[Dataset rows about figures]
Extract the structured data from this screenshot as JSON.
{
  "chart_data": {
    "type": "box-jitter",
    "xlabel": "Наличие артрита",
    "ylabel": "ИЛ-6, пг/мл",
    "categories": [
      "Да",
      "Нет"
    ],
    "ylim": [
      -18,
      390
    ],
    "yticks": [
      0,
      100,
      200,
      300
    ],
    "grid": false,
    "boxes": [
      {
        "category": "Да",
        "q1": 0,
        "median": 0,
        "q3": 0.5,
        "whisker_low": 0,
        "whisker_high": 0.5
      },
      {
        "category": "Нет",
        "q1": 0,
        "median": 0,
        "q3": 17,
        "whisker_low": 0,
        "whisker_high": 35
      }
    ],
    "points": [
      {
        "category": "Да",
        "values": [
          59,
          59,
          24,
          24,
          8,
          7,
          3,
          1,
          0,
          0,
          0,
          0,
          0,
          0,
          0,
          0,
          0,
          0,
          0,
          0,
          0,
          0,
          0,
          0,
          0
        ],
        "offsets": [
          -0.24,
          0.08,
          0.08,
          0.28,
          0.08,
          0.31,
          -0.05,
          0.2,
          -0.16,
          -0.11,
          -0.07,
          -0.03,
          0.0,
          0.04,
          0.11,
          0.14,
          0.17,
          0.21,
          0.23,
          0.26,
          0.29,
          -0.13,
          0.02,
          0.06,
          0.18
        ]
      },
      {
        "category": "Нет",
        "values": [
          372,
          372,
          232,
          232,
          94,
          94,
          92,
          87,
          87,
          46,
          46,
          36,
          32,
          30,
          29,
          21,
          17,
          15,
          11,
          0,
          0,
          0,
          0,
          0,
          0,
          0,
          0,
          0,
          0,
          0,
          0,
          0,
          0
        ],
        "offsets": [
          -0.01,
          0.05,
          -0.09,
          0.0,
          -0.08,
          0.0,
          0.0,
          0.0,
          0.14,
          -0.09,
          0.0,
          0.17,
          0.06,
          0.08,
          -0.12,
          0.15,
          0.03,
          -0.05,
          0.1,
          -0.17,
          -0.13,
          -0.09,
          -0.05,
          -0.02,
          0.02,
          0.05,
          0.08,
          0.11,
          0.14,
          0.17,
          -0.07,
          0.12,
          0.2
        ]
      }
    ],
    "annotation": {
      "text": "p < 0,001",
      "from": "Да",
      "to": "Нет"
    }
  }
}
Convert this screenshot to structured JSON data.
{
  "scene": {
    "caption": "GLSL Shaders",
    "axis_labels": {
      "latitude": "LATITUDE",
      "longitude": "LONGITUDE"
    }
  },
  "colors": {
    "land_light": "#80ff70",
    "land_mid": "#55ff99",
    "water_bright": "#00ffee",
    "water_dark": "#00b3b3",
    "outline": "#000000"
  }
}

> EXERCISE BRIEF
Go through the data above and find the lines with the word "JSON". Copy each of those lines.

> TASK RESPONSE
Extract the structured data from this screenshot as JSON.
Convert this screenshot to structured JSON data.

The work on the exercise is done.